[Dataset rows about figures]

========

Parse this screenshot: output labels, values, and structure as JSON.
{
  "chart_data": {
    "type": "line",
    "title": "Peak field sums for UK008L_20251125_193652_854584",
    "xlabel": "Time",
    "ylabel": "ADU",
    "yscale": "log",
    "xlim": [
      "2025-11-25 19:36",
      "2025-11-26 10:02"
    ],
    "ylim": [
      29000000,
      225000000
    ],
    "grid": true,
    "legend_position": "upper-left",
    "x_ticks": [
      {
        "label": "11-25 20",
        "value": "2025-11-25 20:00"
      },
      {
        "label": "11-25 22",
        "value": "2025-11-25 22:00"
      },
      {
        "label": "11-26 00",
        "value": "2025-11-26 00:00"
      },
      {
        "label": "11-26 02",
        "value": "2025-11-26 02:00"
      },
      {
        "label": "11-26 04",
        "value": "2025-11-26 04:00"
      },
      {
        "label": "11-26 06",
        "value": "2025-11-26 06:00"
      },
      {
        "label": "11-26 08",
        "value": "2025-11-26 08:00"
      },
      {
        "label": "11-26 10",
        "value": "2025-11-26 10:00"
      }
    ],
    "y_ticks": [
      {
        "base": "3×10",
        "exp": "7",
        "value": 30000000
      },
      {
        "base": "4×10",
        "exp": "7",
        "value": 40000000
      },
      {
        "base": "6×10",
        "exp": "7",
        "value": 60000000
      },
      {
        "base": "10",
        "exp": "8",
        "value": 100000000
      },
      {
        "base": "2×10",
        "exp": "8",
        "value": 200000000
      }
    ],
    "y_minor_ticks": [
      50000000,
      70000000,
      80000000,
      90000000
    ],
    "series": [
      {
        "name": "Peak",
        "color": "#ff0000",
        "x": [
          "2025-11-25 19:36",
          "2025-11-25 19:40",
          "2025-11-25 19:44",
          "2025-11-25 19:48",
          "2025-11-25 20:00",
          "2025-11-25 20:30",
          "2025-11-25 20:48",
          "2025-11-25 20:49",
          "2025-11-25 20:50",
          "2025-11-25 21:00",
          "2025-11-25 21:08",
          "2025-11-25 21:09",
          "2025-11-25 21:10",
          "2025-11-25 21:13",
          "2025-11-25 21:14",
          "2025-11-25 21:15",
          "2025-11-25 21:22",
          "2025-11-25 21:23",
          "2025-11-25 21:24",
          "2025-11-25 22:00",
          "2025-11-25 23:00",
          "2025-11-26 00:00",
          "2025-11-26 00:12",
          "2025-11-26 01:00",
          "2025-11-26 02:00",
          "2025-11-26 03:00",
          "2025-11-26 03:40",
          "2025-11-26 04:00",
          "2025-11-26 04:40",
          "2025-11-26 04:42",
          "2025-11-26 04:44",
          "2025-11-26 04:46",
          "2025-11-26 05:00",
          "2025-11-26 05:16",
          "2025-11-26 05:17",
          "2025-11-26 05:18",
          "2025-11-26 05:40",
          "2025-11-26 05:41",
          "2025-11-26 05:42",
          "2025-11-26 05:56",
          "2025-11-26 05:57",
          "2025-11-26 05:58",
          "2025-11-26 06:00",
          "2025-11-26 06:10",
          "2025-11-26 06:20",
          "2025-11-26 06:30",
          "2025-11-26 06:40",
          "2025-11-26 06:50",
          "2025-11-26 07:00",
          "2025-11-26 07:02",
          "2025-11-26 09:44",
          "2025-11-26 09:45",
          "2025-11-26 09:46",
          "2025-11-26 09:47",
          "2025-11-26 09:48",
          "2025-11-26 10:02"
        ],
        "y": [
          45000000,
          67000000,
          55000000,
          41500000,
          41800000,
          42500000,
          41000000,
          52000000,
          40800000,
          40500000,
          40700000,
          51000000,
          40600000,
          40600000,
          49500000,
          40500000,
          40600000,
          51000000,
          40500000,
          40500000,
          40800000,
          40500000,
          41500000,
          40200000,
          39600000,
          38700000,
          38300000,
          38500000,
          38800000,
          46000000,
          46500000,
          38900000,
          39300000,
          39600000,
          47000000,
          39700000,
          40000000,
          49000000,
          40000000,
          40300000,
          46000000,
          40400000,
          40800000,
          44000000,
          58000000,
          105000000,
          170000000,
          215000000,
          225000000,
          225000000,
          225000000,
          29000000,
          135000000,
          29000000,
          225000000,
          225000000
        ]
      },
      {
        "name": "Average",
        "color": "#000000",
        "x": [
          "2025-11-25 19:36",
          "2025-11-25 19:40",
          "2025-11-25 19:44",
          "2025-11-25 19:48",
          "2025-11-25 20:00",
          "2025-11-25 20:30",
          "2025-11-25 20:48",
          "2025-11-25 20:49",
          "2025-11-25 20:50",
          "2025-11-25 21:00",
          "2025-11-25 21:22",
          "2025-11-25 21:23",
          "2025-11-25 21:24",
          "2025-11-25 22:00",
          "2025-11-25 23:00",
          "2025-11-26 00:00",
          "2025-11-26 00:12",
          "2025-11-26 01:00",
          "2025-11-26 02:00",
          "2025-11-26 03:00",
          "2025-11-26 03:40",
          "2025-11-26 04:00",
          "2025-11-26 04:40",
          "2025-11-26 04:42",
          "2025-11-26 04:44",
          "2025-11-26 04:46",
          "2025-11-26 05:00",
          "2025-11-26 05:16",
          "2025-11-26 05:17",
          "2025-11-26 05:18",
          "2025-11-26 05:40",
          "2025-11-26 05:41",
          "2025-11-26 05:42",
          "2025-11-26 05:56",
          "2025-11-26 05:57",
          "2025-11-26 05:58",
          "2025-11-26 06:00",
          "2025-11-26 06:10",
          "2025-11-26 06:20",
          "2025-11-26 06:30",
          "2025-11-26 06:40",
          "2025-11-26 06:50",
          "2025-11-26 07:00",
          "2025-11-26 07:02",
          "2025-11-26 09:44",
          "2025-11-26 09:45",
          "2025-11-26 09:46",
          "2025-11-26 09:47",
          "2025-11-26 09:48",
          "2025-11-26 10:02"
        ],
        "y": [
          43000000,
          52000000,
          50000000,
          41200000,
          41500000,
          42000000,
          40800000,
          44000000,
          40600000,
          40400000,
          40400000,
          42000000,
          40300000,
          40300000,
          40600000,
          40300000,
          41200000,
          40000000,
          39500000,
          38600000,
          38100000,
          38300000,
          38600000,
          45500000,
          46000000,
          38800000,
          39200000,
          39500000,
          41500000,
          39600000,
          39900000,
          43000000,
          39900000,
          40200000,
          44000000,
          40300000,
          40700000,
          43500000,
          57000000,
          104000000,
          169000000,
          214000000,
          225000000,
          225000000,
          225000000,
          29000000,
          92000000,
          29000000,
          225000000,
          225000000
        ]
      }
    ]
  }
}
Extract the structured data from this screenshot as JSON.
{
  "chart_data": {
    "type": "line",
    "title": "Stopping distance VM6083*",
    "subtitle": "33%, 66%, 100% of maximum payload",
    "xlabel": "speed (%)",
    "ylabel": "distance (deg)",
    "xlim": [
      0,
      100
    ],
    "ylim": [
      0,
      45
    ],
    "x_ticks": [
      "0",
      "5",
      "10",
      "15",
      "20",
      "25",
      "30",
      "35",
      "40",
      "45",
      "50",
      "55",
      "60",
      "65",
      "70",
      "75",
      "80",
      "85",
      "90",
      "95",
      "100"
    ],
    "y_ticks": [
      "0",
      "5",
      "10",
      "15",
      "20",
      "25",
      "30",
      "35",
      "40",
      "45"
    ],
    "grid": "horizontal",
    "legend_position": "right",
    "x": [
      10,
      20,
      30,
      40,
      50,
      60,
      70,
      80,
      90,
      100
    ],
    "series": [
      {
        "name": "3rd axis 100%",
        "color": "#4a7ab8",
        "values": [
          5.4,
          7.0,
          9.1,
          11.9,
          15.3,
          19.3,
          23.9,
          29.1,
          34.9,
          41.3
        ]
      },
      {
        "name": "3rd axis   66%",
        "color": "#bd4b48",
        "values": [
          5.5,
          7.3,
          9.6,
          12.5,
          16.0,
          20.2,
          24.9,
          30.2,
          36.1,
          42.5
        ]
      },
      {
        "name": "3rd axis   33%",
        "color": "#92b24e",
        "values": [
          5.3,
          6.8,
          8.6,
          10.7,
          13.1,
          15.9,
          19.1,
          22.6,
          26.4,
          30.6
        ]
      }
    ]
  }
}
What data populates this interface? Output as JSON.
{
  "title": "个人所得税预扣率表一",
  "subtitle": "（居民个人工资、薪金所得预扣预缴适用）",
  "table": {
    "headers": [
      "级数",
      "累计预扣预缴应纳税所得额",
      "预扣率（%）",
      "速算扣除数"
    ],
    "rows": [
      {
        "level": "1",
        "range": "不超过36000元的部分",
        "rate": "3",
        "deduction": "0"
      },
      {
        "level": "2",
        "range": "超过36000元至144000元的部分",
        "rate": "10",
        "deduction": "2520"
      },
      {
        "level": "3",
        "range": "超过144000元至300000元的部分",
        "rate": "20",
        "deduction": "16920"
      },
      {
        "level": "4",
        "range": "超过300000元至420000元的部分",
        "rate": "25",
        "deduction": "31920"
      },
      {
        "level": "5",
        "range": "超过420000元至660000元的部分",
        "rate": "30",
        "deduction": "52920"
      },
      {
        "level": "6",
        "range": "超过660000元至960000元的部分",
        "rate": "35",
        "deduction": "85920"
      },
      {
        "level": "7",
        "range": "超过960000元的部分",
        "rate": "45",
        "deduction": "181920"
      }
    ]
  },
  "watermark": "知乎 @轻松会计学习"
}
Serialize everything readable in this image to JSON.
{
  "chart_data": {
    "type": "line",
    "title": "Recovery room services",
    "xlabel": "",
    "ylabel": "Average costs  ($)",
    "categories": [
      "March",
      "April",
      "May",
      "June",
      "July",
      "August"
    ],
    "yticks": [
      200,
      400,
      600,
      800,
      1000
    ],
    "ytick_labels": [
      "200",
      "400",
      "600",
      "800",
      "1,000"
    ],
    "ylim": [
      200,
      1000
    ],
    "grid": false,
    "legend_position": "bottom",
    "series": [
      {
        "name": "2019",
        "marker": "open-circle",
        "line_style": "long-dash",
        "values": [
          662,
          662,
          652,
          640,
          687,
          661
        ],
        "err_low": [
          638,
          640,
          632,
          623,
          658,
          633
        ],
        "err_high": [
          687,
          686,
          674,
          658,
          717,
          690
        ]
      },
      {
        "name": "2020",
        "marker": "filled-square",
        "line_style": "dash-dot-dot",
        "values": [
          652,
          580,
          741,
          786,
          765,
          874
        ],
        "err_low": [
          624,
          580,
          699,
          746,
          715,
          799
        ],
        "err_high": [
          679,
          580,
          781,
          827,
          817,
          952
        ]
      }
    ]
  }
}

========

Problem
Using the records above, copy each line that contains "rate".

Full solution
        "rate": "3",
        "rate": "10",
        "rate": "20",
        "rate": "25",
        "rate": "30",
        "rate": "35",
        "rate": "45",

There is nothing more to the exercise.